RECORDS FOR PROCESSING
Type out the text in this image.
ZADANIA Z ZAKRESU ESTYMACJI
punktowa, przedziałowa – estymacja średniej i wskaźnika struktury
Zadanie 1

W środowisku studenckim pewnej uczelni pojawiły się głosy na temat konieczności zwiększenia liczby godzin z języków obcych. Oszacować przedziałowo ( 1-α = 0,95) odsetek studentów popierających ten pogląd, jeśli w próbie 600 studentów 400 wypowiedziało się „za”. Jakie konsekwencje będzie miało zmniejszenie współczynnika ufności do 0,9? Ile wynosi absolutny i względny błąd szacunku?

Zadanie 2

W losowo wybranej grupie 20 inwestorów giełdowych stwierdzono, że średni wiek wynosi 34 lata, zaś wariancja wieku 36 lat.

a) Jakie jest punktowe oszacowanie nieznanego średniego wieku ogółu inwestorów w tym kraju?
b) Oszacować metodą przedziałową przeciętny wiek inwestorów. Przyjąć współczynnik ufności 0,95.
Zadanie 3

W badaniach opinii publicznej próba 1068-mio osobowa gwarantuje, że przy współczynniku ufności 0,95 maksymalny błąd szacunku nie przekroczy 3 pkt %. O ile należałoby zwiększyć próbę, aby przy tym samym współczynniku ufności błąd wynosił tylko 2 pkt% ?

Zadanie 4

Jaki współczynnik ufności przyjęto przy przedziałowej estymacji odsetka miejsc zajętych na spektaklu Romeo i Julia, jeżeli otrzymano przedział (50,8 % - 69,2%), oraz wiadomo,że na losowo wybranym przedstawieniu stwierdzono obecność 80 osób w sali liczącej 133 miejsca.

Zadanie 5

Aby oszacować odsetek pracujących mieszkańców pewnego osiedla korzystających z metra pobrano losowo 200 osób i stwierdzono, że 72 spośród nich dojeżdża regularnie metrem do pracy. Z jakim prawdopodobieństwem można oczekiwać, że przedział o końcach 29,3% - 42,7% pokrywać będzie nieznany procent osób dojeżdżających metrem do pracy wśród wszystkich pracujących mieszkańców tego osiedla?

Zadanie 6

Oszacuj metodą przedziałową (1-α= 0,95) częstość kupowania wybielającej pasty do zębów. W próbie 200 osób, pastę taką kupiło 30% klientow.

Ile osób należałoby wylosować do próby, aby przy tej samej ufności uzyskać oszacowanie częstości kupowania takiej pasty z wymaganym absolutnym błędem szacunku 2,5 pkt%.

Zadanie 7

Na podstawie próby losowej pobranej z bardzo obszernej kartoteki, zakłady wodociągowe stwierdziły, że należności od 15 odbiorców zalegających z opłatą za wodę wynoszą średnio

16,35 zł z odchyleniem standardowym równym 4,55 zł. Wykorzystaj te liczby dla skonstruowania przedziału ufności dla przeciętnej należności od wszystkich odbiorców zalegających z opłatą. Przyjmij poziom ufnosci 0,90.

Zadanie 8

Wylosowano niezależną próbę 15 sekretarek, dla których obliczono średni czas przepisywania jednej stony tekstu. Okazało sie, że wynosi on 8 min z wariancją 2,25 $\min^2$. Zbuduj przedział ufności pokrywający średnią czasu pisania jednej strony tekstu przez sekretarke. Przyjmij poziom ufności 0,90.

WHAT THE TASK REQUIRES
Return only those lines of the records that contain the string "pasty".

ANSWER BELOW
Oszacuj metodą przedziałową (1-α= 0,95) częstość kupowania wybielającej pasty do zębów. W próbie 200 osób, pastę taką kupiło 30% klientow.
Ile osób należałoby wylosować do próby, aby przy tej samej ufności uzyskać oszacowanie częstości kupowania takiej pasty z wymaganym absolutnym błędem szacunku 2,5 pkt%.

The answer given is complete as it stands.